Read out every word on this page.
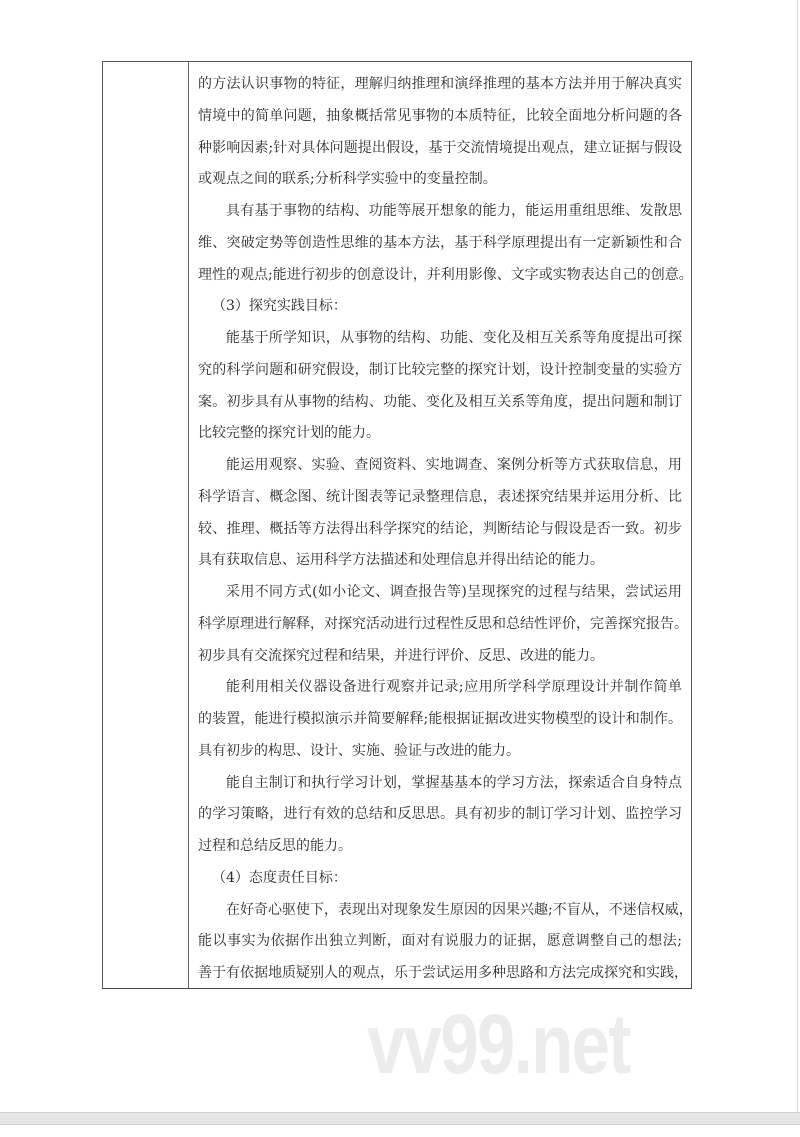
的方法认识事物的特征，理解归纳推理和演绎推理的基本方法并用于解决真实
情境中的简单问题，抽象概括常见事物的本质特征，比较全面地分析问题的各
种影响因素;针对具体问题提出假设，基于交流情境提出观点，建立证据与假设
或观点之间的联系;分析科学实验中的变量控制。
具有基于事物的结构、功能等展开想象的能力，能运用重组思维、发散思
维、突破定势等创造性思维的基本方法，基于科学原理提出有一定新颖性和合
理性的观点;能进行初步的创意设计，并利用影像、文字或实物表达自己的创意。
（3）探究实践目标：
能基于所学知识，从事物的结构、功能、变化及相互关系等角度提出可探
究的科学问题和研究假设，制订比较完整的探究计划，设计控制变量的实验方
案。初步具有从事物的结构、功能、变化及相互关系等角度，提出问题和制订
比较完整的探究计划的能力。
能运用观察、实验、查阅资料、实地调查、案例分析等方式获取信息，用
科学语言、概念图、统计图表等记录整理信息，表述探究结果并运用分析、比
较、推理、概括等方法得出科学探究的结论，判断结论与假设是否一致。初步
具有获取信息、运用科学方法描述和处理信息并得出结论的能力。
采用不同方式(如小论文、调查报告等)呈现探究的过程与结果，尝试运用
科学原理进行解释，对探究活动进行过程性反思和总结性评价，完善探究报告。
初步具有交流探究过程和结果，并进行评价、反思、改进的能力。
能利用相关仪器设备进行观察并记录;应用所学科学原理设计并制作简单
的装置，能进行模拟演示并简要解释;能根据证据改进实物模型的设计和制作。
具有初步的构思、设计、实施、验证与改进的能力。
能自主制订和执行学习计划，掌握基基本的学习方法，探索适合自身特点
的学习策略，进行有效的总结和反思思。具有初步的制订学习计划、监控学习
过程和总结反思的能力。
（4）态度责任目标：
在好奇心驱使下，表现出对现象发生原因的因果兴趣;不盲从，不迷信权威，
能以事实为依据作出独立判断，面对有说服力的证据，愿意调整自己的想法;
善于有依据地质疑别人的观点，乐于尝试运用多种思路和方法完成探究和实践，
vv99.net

• [Do this]: Quote the records above in full, dropping each picture.

• [Solution to this exercise]:
Read out every word on this page.
的方法认识事物的特征，理解归纳推理和演绎推理的基本方法并用于解决真实
情境中的简单问题，抽象概括常见事物的本质特征，比较全面地分析问题的各
种影响因素;针对具体问题提出假设，基于交流情境提出观点，建立证据与假设
或观点之间的联系;分析科学实验中的变量控制。
具有基于事物的结构、功能等展开想象的能力，能运用重组思维、发散思
维、突破定势等创造性思维的基本方法，基于科学原理提出有一定新颖性和合
理性的观点;能进行初步的创意设计，并利用影像、文字或实物表达自己的创意。
（3）探究实践目标：
能基于所学知识，从事物的结构、功能、变化及相互关系等角度提出可探
究的科学问题和研究假设，制订比较完整的探究计划，设计控制变量的实验方
案。初步具有从事物的结构、功能、变化及相互关系等角度，提出问题和制订
比较完整的探究计划的能力。
能运用观察、实验、查阅资料、实地调查、案例分析等方式获取信息，用
科学语言、概念图、统计图表等记录整理信息，表述探究结果并运用分析、比
较、推理、概括等方法得出科学探究的结论，判断结论与假设是否一致。初步
具有获取信息、运用科学方法描述和处理信息并得出结论的能力。
采用不同方式(如小论文、调查报告等)呈现探究的过程与结果，尝试运用
科学原理进行解释，对探究活动进行过程性反思和总结性评价，完善探究报告。
初步具有交流探究过程和结果，并进行评价、反思、改进的能力。
能利用相关仪器设备进行观察并记录;应用所学科学原理设计并制作简单
的装置，能进行模拟演示并简要解释;能根据证据改进实物模型的设计和制作。
具有初步的构思、设计、实施、验证与改进的能力。
能自主制订和执行学习计划，掌握基基本的学习方法，探索适合自身特点
的学习策略，进行有效的总结和反思思。具有初步的制订学习计划、监控学习
过程和总结反思的能力。
（4）态度责任目标：
在好奇心驱使下，表现出对现象发生原因的因果兴趣;不盲从，不迷信权威，
能以事实为依据作出独立判断，面对有说服力的证据，愿意调整自己的想法;
善于有依据地质疑别人的观点，乐于尝试运用多种思路和方法完成探究和实践，
vv99.net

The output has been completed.